Requirements => Report all lines from the entries below in which "this" appears.

== Given entries

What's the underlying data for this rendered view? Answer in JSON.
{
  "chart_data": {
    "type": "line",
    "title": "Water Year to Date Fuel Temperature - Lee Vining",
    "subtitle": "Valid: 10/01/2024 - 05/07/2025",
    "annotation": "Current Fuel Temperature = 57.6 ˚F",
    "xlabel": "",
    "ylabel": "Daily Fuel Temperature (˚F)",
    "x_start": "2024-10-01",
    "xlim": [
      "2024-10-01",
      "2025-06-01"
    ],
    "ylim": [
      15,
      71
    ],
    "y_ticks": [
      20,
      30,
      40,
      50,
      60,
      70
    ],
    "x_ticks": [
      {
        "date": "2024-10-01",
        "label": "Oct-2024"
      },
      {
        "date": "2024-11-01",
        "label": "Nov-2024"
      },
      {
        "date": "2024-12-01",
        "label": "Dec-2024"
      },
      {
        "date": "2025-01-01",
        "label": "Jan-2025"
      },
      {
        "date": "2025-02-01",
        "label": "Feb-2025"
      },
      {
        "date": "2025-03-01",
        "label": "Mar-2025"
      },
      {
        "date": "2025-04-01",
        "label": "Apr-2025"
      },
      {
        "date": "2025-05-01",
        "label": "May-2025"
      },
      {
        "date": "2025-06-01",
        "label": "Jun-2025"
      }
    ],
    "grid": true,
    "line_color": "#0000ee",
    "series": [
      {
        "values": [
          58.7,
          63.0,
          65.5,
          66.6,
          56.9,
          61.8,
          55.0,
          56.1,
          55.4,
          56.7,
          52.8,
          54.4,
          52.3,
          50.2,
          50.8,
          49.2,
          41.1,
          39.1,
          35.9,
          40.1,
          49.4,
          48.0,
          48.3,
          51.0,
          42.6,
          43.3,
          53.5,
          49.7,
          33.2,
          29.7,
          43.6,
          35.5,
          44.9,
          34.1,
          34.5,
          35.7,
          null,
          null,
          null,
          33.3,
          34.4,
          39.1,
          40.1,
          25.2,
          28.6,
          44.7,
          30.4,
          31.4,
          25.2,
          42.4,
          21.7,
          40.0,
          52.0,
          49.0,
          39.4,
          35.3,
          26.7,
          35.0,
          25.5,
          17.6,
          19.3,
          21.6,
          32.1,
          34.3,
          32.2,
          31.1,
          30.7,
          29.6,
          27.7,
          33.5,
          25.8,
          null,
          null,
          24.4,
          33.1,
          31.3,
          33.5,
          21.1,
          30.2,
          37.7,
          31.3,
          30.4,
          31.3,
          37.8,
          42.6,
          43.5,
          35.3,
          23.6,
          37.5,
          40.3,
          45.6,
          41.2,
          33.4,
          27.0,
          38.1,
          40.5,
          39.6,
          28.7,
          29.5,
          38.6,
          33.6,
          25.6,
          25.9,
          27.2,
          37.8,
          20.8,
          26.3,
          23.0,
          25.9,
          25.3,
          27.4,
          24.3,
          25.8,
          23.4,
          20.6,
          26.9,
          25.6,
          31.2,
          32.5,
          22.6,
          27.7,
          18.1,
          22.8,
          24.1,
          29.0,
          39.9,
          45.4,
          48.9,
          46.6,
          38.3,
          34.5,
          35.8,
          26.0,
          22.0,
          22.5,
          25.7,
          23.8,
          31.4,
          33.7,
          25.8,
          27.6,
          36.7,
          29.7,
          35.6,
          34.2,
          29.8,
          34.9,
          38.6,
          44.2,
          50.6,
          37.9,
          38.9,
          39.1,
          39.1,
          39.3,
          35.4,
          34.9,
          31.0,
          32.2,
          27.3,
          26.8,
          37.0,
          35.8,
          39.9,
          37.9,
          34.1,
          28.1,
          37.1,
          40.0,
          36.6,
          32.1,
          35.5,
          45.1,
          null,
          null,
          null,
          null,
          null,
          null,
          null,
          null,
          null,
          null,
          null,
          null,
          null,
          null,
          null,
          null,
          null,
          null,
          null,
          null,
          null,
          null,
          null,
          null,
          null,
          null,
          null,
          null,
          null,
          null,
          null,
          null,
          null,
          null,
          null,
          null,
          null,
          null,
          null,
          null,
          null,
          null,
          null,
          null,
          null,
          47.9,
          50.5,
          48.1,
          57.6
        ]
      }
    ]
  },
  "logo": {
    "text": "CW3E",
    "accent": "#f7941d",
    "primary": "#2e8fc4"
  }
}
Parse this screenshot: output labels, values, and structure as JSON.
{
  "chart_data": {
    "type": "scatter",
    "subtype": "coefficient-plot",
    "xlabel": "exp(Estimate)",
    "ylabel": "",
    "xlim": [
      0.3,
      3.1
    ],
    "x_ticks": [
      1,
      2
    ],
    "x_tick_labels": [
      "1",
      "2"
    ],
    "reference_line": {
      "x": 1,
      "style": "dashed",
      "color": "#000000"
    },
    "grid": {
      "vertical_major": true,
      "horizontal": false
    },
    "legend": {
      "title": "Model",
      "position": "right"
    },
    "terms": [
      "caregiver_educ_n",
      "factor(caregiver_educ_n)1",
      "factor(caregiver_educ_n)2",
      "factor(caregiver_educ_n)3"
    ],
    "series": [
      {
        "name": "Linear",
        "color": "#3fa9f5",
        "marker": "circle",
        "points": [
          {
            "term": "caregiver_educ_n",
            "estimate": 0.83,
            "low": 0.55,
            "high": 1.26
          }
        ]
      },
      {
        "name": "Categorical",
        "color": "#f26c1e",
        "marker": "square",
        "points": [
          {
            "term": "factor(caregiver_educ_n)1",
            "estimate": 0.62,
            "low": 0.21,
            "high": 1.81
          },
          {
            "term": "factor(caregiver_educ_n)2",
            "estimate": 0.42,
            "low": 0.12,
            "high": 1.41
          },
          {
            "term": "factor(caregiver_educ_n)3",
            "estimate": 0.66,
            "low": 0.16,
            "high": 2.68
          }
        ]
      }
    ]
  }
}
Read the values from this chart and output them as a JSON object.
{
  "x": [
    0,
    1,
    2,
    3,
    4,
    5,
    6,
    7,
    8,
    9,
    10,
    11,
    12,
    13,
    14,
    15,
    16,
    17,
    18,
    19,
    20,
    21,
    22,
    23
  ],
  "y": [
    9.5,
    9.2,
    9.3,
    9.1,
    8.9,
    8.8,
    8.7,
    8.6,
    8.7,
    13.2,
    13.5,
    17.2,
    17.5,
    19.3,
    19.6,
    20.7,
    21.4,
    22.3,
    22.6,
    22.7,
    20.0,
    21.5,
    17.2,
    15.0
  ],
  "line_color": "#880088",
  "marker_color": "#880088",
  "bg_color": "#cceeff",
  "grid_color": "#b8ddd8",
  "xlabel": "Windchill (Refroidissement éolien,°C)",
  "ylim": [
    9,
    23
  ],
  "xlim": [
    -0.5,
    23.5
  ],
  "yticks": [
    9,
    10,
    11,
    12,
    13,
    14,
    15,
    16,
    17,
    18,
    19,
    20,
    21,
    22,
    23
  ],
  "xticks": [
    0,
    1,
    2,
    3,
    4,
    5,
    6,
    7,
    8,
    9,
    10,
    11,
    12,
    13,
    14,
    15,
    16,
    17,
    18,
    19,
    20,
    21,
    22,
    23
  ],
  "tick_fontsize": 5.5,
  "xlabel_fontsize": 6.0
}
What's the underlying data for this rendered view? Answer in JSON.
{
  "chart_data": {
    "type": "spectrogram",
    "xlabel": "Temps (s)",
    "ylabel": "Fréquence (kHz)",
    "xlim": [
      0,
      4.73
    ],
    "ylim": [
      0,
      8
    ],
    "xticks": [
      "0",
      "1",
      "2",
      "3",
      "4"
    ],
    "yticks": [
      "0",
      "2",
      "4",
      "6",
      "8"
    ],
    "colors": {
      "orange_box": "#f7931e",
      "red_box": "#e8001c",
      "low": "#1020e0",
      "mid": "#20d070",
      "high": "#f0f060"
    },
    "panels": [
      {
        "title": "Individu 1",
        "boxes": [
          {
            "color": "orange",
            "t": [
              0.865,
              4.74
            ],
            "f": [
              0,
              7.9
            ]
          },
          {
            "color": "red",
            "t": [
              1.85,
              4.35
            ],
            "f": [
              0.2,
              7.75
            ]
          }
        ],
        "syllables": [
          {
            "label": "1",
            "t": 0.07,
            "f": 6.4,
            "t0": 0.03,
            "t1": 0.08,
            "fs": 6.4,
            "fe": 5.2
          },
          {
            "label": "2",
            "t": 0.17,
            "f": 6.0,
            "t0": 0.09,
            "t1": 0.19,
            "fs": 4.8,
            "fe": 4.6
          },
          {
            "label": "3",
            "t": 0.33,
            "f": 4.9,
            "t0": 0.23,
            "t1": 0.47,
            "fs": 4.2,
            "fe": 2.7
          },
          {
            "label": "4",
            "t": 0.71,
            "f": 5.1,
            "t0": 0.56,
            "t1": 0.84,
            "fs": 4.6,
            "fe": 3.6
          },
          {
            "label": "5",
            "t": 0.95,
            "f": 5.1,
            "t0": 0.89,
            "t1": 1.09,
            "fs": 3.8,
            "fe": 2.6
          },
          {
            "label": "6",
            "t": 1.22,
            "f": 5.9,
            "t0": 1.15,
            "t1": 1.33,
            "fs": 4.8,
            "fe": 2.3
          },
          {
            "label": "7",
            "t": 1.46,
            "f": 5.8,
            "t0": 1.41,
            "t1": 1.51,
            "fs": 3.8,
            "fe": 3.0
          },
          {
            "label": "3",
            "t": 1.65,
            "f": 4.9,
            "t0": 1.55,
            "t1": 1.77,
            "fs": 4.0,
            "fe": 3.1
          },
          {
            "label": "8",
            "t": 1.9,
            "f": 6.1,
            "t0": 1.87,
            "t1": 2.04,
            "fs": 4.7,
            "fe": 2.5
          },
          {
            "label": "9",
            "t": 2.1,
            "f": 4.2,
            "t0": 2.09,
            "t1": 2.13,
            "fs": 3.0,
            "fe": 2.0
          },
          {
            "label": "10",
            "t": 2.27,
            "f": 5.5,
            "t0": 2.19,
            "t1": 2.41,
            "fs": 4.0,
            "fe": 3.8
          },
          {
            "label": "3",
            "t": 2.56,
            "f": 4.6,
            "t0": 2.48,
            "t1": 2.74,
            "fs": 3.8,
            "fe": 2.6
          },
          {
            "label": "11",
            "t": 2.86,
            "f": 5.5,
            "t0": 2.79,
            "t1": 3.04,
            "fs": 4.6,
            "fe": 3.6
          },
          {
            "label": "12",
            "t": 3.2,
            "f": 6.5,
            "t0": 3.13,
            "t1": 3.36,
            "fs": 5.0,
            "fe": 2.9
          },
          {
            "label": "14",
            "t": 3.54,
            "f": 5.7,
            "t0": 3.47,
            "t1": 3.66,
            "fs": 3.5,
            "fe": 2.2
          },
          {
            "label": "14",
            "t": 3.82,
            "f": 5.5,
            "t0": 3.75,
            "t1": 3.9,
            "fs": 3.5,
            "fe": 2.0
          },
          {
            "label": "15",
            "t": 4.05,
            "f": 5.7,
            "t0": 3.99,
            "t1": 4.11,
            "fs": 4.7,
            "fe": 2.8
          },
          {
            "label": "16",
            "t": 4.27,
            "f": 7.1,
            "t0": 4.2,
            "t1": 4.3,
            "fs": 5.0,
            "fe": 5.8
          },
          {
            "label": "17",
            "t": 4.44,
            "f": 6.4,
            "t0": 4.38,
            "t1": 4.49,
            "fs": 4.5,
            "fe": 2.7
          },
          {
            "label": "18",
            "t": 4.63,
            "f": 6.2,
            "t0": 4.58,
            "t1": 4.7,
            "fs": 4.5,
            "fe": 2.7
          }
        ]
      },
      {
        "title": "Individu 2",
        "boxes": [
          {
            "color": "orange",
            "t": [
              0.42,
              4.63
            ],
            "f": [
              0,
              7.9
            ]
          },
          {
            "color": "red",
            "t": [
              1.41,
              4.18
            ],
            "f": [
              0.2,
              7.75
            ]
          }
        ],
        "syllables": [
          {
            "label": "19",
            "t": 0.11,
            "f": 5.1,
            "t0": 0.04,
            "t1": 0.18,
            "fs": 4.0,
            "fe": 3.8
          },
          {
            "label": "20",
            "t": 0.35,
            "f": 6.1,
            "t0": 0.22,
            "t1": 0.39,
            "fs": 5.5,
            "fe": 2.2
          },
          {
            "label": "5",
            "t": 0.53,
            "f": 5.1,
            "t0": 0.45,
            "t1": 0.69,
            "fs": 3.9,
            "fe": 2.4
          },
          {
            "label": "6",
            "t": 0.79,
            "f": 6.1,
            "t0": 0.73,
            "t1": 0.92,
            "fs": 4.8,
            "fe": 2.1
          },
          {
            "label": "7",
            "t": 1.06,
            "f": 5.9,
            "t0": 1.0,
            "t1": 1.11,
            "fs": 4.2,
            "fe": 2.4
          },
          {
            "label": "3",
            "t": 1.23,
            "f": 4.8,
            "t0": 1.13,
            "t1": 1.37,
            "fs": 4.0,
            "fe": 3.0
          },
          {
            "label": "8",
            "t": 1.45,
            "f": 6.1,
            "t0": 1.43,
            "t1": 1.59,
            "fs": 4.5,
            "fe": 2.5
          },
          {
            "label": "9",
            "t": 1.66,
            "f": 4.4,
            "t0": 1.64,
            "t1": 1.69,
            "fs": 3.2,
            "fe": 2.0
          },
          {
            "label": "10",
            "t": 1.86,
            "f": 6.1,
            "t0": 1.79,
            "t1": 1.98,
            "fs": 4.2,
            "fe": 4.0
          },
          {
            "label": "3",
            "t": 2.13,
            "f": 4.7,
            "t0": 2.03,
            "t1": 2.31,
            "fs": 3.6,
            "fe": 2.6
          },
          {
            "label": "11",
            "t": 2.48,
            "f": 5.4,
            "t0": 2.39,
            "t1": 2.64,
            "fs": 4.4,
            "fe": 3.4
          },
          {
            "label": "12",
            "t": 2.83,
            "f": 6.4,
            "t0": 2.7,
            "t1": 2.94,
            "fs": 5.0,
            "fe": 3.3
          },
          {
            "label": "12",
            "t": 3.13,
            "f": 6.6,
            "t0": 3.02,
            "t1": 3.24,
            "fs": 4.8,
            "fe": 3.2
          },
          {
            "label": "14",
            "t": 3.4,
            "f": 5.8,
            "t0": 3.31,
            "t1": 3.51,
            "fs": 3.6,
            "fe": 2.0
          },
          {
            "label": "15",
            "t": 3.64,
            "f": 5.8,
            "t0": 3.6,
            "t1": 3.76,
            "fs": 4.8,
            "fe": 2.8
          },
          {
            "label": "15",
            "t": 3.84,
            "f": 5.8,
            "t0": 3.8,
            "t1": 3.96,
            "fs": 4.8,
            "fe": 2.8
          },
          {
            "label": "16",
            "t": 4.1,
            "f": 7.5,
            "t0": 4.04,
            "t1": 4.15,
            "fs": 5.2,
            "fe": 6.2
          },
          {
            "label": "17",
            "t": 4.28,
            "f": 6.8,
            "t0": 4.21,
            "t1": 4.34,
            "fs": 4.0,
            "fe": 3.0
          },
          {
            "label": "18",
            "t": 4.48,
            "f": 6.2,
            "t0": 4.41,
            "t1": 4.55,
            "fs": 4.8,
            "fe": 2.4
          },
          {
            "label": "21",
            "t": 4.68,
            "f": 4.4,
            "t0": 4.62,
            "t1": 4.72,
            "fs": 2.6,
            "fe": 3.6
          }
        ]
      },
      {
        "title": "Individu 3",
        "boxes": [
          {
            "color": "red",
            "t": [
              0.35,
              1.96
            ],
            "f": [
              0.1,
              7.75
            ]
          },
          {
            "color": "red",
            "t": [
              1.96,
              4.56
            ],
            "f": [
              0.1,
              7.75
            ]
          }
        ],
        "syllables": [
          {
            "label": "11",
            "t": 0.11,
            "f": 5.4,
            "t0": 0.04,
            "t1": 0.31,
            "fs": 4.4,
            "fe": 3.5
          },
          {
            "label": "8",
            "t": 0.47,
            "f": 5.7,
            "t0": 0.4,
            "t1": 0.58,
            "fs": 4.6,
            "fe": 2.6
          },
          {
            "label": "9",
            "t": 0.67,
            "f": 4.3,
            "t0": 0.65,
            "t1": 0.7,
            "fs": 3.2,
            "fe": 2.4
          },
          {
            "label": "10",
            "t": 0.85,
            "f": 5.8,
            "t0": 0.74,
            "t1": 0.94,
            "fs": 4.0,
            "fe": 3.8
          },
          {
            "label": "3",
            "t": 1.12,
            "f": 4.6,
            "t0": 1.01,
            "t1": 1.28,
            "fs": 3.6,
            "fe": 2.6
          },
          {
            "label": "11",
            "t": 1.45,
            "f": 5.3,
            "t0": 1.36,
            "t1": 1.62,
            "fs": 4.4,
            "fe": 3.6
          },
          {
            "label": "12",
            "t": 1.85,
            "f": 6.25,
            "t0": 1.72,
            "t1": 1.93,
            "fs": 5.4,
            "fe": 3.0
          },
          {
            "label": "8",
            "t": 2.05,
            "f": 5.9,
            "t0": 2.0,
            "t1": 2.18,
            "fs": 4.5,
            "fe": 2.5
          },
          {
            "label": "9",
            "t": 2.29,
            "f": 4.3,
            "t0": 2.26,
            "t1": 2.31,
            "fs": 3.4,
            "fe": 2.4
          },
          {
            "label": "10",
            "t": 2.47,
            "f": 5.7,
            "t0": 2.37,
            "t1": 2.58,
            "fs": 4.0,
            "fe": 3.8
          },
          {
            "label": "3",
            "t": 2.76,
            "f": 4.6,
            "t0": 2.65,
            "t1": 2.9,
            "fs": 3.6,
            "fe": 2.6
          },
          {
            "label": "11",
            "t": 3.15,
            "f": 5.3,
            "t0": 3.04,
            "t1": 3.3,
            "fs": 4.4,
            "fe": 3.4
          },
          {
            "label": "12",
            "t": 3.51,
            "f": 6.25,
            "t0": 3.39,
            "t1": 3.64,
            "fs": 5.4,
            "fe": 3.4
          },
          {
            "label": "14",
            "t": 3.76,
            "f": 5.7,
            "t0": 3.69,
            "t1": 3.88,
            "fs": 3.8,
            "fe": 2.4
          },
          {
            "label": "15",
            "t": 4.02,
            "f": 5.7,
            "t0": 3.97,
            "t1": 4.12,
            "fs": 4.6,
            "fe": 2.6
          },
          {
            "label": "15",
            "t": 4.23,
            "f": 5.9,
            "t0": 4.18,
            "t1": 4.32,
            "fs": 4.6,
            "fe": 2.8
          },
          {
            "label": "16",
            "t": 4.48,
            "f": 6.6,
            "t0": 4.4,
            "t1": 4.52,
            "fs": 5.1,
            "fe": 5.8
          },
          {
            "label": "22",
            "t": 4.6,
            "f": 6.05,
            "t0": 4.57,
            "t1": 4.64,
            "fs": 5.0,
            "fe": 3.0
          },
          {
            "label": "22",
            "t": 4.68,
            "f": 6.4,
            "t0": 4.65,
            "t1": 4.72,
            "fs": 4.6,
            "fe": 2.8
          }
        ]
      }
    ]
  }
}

====

The response =>
What's the underlying data for this rendered view? Answer in JSON.
Parse this screenshot: output labels, values, and structure as JSON.
Read the values from this chart and output them as a JSON object.
What's the underlying data for this rendered view? Answer in JSON.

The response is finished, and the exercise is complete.